Extract the full set of records, then give each one again exactly.

*Record excerpts:*

>>

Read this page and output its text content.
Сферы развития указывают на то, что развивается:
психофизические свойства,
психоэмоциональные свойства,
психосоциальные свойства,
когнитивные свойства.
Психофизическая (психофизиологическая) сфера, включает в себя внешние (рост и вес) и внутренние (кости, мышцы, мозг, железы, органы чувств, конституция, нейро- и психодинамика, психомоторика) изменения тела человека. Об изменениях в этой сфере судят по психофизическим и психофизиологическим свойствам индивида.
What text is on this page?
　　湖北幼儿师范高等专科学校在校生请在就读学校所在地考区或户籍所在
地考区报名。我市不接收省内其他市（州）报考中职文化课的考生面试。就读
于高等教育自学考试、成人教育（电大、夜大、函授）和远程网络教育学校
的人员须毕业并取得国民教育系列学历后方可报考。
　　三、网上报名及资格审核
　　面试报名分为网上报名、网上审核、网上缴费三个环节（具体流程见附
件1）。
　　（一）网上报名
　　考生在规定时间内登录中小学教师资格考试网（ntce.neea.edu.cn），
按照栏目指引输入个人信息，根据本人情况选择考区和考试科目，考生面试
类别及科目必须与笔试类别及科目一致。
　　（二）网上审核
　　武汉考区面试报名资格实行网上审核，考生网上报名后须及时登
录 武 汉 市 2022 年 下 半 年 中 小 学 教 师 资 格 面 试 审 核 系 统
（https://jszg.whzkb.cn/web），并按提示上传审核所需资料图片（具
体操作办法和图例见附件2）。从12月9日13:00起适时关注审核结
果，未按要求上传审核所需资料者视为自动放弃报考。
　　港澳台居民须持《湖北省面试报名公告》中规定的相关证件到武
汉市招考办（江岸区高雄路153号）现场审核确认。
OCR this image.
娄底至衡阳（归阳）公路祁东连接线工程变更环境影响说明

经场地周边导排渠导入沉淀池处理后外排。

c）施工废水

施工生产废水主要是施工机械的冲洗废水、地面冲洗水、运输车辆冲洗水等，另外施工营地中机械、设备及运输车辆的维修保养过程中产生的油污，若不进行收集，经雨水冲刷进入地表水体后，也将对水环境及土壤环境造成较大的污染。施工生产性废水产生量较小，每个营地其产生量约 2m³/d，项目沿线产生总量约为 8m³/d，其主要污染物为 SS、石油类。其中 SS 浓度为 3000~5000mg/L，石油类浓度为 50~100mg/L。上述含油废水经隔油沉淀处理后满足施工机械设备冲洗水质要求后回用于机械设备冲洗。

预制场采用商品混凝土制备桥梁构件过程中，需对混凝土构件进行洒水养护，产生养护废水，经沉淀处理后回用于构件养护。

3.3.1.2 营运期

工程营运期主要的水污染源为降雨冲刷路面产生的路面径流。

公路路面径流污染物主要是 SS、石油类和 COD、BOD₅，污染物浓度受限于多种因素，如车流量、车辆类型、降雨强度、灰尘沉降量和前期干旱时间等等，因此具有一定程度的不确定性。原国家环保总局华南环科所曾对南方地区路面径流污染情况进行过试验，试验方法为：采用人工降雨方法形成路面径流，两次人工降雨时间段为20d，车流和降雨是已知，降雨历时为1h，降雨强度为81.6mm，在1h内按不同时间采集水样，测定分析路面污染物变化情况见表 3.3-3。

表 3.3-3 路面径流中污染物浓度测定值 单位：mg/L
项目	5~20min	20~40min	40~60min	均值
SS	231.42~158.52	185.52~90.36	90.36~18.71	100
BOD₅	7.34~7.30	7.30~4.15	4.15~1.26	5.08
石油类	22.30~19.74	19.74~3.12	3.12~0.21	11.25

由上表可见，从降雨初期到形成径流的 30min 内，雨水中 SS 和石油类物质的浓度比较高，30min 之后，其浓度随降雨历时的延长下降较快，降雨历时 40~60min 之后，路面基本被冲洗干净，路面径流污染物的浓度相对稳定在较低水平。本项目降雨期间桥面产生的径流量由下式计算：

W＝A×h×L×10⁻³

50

<<

*Response to the task:*
Read this page and output its text content.
Сферы развития указывают на то, что развивается:
психофизические свойства,
психоэмоциональные свойства,
психосоциальные свойства,
когнитивные свойства.
Психофизическая (психофизиологическая) сфера, включает в себя внешние (рост и вес) и внутренние (кости, мышцы, мозг, железы, органы чувств, конституция, нейро- и психодинамика, психомоторика) изменения тела человека. Об изменениях в этой сфере судят по психофизическим и психофизиологическим свойствам индивида.
What text is on this page?
　　湖北幼儿师范高等专科学校在校生请在就读学校所在地考区或户籍所在
地考区报名。我市不接收省内其他市（州）报考中职文化课的考生面试。就读
于高等教育自学考试、成人教育（电大、夜大、函授）和远程网络教育学校
的人员须毕业并取得国民教育系列学历后方可报考。
　　三、网上报名及资格审核
　　面试报名分为网上报名、网上审核、网上缴费三个环节（具体流程见附
件1）。
　　（一）网上报名
　　考生在规定时间内登录中小学教师资格考试网（ntce.neea.edu.cn），
按照栏目指引输入个人信息，根据本人情况选择考区和考试科目，考生面试
类别及科目必须与笔试类别及科目一致。
　　（二）网上审核
　　武汉考区面试报名资格实行网上审核，考生网上报名后须及时登
录 武 汉 市 2022 年 下 半 年 中 小 学 教 师 资 格 面 试 审 核 系 统
（https://jszg.whzkb.cn/web），并按提示上传审核所需资料图片（具
体操作办法和图例见附件2）。从12月9日13:00起适时关注审核结
果，未按要求上传审核所需资料者视为自动放弃报考。
　　港澳台居民须持《湖北省面试报名公告》中规定的相关证件到武
汉市招考办（江岸区高雄路153号）现场审核确认。
OCR this image.
娄底至衡阳（归阳）公路祁东连接线工程变更环境影响说明

经场地周边导排渠导入沉淀池处理后外排。

c）施工废水

施工生产废水主要是施工机械的冲洗废水、地面冲洗水、运输车辆冲洗水等，另外施工营地中机械、设备及运输车辆的维修保养过程中产生的油污，若不进行收集，经雨水冲刷进入地表水体后，也将对水环境及土壤环境造成较大的污染。施工生产性废水产生量较小，每个营地其产生量约 2m³/d，项目沿线产生总量约为 8m³/d，其主要污染物为 SS、石油类。其中 SS 浓度为 3000~5000mg/L，石油类浓度为 50~100mg/L。上述含油废水经隔油沉淀处理后满足施工机械设备冲洗水质要求后回用于机械设备冲洗。

预制场采用商品混凝土制备桥梁构件过程中，需对混凝土构件进行洒水养护，产生养护废水，经沉淀处理后回用于构件养护。

3.3.1.2 营运期

工程营运期主要的水污染源为降雨冲刷路面产生的路面径流。

公路路面径流污染物主要是 SS、石油类和 COD、BOD₅，污染物浓度受限于多种因素，如车流量、车辆类型、降雨强度、灰尘沉降量和前期干旱时间等等，因此具有一定程度的不确定性。原国家环保总局华南环科所曾对南方地区路面径流污染情况进行过试验，试验方法为：采用人工降雨方法形成路面径流，两次人工降雨时间段为20d，车流和降雨是已知，降雨历时为1h，降雨强度为81.6mm，在1h内按不同时间采集水样，测定分析路面污染物变化情况见表 3.3-3。

表 3.3-3 路面径流中污染物浓度测定值 单位：mg/L
项目	5~20min	20~40min	40~60min	均值
SS	231.42~158.52	185.52~90.36	90.36~18.71	100
BOD₅	7.34~7.30	7.30~4.15	4.15~1.26	5.08
石油类	22.30~19.74	19.74~3.12	3.12~0.21	11.25

由上表可见，从降雨初期到形成径流的 30min 内，雨水中 SS 和石油类物质的浓度比较高，30min 之后，其浓度随降雨历时的延长下降较快，降雨历时 40~60min 之后，路面基本被冲洗干净，路面径流污染物的浓度相对稳定在较低水平。本项目降雨期间桥面产生的径流量由下式计算：

W＝A×h×L×10⁻³

50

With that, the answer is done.